**Your goal:**
Output only the count of lines that contain "legend".

**Material for the task:**
:::

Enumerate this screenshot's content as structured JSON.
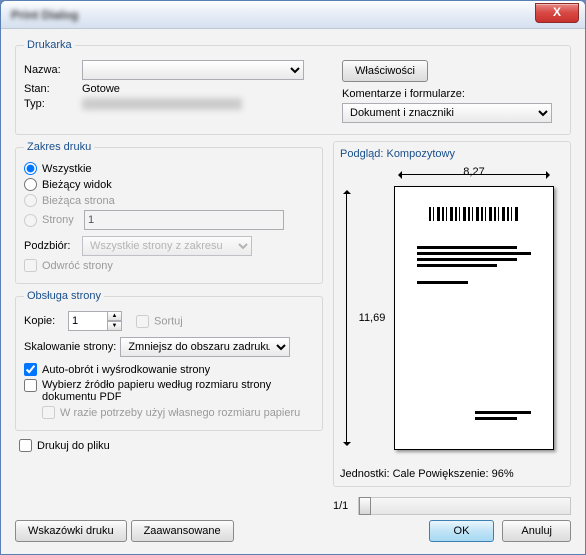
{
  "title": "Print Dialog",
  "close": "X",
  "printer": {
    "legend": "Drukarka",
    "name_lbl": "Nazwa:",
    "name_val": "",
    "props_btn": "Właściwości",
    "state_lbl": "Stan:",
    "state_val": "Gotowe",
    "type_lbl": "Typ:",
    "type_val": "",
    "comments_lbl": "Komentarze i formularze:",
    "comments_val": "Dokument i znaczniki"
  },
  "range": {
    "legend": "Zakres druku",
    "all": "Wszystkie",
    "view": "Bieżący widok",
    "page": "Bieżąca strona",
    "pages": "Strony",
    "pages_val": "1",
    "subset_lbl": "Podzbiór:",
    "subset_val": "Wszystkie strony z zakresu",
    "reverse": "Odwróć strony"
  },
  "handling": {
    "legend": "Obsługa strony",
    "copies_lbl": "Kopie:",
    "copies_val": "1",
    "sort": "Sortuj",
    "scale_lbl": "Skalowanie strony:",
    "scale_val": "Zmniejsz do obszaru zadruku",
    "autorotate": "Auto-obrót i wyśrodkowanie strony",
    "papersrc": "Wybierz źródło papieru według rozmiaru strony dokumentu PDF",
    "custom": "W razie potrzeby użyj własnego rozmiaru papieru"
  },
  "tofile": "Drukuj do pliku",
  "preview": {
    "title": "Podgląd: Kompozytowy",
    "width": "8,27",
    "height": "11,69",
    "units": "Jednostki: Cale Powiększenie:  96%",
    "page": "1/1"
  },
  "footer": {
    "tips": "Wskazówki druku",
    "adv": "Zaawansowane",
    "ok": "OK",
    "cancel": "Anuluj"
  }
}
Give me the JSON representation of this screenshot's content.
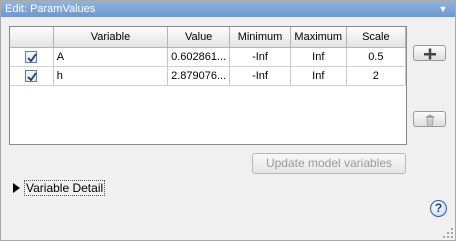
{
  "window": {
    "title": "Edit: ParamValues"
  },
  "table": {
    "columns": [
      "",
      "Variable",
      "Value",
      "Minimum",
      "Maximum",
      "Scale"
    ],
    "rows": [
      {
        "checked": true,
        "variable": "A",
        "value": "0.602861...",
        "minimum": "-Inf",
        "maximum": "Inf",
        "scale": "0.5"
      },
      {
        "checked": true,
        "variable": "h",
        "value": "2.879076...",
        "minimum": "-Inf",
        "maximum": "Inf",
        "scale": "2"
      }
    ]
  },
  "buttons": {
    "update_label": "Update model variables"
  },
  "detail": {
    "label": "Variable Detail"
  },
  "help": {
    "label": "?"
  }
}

:::

**Answer to the problem:**
3